Politisch war die SPD schon lange vor einem Martin Schulz am Ende gewesen, genau gesagt hat schon der unanständige Aufständische Gehard Schröder mit seiner Zusammenarbeit mit grünen Pädophilen und Turnschuhträgern, das Ende eingeläutet.

Im Jahre 2000 zettelte Schröder mit den typischen Vertretern der Lügenpresse den „Aufstand der Anständigen“ an, 2001 mußte Schröder dann im sächsischen Sebnitz schmählich mit seinem Aufstand kapitulieren.

Das hinderte Schröder jedoch nicht, noch während sich sein Aufstand der Anständigen im Netz der Lügen verselbstständigte, die Erdtrog-Verschwörung im Bundestag in die Wege zu leiten.

Damals im Jahre 2000 verrieten die Abgeordneten des Deutschen Bundestages ihr eigenes Volk, schworen es feierlich dem deutschen Volk nicht mehr dienen zu wollen, sondern nur noch einer imaginären Bevölkerung.

Das beschworen sie feierlich am im Nordhof des Bundestages aufgestelltem Erdtrog, den ihnen der Künstler Hans Haacke für 200.000 D-Mark aufgeschwatzt hatte!

Zwischen Humus und Leuchtschrift begruben die Abgeordneten ihr letztes Gewissen. Das man sich ausgerechnet von einem in den USA lebenden Deutschenhasser Haacke solch überteuerten Blumenkübel aufschwatzen ließ, dürfte die damals im Bundestag vorherrschende Gesinnung deutlich machen.

Seit jenem Tag ist es zum Ziel deutscher Sozialdemokratie geworden, den deutschen Nationalstaat auszulöschen und damit das deutsche Volk. Die Sozis nennen es „überwinden“.

Der Verrat am eigenen Volk durchzieht die Geschichte der deutschen Sozialdemokratie wie ein roter Faden. 1914 schlossen Sozialdemokraten den Burgfrieden, der es ermöglichte, daß Millionen deutscher Arbeiter in den Schützengräben des Ersten Weltkriegs verbluteten.

1918 ließen die Sozialdemokraten die Arbeiter – und Soldatenräte niederschießen, die kommunistischen Gegner bei der Erringung der Macht ermorden und auf streikende Arbeiter schiessen.

◆ ARBEITSAUFTRAG ◆
Setze den Text über die SPD im Anschluss an seinen letzten Satz fort.

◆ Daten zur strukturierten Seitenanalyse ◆
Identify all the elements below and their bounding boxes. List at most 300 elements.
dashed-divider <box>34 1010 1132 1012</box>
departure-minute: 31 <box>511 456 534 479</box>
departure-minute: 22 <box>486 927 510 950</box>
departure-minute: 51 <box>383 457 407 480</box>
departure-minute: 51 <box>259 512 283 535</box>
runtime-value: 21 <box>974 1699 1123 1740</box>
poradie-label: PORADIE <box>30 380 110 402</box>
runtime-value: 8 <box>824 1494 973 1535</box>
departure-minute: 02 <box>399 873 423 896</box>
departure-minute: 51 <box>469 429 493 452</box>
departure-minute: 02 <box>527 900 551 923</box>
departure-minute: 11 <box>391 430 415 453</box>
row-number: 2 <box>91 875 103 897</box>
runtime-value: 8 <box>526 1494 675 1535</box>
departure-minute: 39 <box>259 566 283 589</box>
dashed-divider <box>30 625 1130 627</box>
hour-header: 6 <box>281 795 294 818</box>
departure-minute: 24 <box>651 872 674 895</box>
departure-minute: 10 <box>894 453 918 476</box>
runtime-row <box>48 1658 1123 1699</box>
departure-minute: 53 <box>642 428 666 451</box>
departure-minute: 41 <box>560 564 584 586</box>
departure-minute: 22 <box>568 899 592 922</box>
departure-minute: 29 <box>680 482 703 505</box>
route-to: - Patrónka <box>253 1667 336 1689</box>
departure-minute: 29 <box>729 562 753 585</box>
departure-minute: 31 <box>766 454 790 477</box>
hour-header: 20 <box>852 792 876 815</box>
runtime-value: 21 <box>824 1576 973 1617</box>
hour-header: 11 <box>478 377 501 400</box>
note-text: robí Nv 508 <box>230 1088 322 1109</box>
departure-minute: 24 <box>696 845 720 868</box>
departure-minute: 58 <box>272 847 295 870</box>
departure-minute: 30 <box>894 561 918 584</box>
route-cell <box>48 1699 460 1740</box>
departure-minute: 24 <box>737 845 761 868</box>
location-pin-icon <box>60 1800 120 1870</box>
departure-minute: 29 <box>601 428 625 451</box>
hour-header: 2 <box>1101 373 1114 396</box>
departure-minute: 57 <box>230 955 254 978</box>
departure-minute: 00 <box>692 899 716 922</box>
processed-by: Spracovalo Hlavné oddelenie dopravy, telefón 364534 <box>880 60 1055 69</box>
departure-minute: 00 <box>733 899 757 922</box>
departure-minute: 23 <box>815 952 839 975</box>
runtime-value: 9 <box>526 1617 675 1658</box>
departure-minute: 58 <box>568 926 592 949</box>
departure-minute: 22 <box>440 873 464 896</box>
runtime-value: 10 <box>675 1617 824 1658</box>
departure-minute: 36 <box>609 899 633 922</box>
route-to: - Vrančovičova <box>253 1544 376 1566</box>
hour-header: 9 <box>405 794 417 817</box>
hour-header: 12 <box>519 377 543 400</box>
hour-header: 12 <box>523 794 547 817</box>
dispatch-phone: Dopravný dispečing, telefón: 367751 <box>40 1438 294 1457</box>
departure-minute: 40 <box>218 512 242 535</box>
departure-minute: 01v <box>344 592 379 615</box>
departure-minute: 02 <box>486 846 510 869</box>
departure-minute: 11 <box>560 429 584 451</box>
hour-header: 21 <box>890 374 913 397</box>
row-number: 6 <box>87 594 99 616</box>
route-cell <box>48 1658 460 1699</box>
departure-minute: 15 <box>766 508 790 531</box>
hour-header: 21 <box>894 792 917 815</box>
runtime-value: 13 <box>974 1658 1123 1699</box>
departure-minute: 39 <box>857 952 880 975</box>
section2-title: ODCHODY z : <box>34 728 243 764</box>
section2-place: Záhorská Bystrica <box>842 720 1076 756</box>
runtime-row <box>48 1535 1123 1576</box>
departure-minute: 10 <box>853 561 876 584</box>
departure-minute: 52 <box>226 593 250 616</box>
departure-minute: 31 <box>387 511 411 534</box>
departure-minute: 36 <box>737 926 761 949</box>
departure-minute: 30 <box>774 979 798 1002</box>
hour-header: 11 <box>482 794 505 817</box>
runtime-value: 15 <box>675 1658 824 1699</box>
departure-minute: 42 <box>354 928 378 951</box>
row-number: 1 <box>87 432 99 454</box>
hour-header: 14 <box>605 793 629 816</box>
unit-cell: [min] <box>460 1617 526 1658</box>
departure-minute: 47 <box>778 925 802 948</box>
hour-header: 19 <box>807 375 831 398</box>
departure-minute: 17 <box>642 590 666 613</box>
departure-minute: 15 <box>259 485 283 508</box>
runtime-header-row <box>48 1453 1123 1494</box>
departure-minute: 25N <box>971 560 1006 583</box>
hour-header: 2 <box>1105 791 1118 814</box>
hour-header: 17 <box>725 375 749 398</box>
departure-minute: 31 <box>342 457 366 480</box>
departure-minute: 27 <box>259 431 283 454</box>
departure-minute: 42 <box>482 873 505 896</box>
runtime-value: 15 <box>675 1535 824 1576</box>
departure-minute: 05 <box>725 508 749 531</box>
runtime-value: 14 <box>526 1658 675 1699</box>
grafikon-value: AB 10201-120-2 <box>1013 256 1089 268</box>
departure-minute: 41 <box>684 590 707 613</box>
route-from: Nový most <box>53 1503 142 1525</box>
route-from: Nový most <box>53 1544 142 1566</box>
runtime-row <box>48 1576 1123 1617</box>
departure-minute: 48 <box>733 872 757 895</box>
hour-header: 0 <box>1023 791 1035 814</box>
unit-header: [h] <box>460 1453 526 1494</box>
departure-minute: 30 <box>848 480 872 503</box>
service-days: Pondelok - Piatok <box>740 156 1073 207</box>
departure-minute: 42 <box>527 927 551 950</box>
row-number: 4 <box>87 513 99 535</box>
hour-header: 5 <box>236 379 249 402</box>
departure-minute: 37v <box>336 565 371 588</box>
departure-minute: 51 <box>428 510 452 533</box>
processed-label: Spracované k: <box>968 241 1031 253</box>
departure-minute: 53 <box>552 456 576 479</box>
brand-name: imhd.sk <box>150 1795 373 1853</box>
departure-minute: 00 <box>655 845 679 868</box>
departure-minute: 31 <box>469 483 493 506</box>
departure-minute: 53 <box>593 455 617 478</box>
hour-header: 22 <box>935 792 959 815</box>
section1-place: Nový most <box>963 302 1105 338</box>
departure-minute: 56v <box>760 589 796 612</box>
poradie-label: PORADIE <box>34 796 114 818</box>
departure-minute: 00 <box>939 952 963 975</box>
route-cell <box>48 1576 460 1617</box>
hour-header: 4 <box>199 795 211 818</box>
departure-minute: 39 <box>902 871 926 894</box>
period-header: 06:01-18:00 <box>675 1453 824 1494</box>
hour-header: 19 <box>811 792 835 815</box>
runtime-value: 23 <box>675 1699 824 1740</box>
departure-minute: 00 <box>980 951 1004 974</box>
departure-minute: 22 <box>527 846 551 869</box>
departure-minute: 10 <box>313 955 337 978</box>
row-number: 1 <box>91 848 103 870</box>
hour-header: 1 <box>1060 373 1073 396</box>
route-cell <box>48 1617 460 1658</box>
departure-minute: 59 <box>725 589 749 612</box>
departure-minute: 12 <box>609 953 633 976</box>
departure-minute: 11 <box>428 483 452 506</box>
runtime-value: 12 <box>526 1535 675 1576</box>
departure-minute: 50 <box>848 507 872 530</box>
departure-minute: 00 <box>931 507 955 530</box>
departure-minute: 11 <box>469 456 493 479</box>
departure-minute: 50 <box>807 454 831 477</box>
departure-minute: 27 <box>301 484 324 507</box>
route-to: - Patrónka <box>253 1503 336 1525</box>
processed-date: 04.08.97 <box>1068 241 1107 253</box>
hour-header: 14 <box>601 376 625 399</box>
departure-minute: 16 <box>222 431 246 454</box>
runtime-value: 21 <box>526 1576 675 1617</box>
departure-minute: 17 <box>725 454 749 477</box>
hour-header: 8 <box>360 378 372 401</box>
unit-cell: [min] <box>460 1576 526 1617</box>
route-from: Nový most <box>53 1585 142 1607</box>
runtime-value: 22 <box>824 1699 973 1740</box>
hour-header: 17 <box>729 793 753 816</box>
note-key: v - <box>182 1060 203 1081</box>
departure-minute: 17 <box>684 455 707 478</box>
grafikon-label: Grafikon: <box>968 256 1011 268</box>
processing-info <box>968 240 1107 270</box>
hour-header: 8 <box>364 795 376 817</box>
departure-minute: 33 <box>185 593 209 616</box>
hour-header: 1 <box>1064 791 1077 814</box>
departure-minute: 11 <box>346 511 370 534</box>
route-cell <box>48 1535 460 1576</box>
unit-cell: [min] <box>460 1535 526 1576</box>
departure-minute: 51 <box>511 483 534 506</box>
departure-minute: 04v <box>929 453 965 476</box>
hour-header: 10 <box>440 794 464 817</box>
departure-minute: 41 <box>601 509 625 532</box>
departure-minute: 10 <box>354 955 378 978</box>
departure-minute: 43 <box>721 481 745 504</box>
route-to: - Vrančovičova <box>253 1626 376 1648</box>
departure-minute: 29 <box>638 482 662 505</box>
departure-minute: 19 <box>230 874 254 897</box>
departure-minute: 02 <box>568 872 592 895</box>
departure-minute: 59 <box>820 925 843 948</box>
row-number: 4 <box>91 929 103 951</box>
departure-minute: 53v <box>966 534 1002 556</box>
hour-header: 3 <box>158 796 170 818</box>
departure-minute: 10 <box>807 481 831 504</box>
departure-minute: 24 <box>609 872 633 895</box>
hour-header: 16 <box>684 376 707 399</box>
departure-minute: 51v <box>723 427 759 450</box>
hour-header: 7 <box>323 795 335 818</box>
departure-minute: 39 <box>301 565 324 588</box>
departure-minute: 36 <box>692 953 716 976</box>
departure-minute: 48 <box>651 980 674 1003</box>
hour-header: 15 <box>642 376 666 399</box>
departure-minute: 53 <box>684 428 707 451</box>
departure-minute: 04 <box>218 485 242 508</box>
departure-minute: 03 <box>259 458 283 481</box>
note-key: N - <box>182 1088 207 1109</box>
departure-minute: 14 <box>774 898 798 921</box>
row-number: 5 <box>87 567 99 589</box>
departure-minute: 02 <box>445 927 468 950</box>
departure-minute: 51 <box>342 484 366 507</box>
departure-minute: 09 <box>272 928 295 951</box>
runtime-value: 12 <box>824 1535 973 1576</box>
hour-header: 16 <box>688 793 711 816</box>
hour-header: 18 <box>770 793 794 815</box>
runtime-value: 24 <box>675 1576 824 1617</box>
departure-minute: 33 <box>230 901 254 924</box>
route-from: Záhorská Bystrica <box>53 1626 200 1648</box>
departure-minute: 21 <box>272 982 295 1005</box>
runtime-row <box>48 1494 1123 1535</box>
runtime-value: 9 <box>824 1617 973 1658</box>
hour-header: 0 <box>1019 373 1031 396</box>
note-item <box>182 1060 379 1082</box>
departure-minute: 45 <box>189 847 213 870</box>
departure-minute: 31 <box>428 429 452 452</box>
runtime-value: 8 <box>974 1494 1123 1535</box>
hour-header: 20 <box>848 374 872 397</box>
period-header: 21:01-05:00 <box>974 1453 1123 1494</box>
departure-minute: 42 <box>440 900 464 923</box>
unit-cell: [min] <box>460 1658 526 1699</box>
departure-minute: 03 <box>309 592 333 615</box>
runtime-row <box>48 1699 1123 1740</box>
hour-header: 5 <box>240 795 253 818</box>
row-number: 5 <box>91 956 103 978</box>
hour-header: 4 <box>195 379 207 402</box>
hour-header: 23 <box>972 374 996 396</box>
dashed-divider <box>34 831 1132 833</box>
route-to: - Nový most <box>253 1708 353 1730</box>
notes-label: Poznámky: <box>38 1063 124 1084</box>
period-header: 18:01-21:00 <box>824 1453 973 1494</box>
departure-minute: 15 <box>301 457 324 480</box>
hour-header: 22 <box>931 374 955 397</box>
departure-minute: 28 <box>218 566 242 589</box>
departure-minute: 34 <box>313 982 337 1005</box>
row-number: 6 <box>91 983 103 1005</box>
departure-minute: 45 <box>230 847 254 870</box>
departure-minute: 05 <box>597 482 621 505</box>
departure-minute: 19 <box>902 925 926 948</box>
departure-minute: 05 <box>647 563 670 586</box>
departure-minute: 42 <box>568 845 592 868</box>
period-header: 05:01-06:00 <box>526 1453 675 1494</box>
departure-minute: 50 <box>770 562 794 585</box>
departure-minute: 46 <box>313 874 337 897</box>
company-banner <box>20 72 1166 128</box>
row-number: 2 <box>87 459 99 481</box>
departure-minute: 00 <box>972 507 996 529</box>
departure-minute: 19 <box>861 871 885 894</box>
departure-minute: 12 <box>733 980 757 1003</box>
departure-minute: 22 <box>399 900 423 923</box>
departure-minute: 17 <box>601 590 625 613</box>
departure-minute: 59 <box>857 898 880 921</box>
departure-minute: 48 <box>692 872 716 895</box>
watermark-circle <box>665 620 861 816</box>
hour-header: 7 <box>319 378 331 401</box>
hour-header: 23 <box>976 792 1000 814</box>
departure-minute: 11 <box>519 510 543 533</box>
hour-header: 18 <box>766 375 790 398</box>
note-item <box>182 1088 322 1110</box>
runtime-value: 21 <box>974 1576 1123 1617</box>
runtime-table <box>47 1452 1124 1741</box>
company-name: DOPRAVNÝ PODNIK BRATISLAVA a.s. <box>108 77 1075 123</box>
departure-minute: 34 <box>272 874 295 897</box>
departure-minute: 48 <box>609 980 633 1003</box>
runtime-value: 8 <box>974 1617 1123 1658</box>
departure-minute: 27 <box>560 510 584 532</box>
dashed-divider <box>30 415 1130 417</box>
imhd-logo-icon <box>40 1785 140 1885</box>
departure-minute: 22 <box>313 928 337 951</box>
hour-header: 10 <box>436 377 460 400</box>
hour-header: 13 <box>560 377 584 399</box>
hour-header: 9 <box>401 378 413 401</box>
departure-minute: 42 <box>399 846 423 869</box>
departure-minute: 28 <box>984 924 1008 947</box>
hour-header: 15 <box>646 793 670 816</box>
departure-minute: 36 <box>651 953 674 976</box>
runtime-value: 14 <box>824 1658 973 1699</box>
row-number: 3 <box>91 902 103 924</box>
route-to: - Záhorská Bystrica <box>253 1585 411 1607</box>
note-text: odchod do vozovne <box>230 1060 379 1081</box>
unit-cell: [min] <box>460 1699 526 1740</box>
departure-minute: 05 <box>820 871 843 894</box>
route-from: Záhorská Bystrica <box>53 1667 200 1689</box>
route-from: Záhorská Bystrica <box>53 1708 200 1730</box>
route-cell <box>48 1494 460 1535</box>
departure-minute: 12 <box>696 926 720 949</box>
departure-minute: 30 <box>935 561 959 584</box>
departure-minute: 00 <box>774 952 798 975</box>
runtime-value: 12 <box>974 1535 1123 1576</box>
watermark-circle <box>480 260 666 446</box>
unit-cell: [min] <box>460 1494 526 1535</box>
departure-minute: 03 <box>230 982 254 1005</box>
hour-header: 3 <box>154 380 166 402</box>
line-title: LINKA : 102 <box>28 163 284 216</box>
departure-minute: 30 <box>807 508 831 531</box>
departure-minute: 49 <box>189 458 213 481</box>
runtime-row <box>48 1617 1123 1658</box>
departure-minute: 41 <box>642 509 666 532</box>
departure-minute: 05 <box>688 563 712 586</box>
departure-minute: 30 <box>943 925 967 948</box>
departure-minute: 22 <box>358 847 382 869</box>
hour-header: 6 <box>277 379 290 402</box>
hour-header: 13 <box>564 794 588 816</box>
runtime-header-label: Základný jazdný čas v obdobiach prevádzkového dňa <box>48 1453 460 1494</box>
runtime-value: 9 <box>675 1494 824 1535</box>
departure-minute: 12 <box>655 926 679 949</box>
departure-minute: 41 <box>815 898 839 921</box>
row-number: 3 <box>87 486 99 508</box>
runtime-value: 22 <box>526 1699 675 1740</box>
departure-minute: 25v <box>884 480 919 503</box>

◆ DIE ANTWORT ◆
Ja die Parteibonzen führten solch eine Politik, daß sie sich in der eigenen Hauptstadt nicht sicher fühlten und in all ihrer erbärmlichen Feigheit nach Weimar entflohen.

In ihrer Fantasie blieb die Weimarer Republik ein Hort der Demokratie und angeblich konnte nur das Volk mit dieser Demokratie nichts anfangen. Aber die sozialdemokratische Politik war seitdem, im Zweifelsfall immer gegen das eigene Volk gerichtet.

Nach 1945 kam es den Sozialdemokraten sehr entgegen, nun unter ausländischen Herrn, für dieselben den „Nutzen des deutschen Volkes“ zu mehren. Etwas für das eigene Volk oder gar zu dessen Wohle zu tun, kam ihnen nicht in den Sinn.

Willy Brandt, auch so ein Sozialdemokrat, der noch nicht einmal seinen richtigen Namen für die Politik, welche er betrieb, zur Verfügung stellte, erfand den Schuldkomplex, mit dem man die Deutschen bis ans Ende aller Tage oder bis das Ziel der Sozialdemokratie, die Auslöschung des deutschen Nationalstaates erfüllt, unter dem Vorwand der Widergutmachung ausbeuten kann.

Als er in Warschau auf allen Vieren kroch, was müssen da die Szypulas, Geborskis und Morels gelacht haben!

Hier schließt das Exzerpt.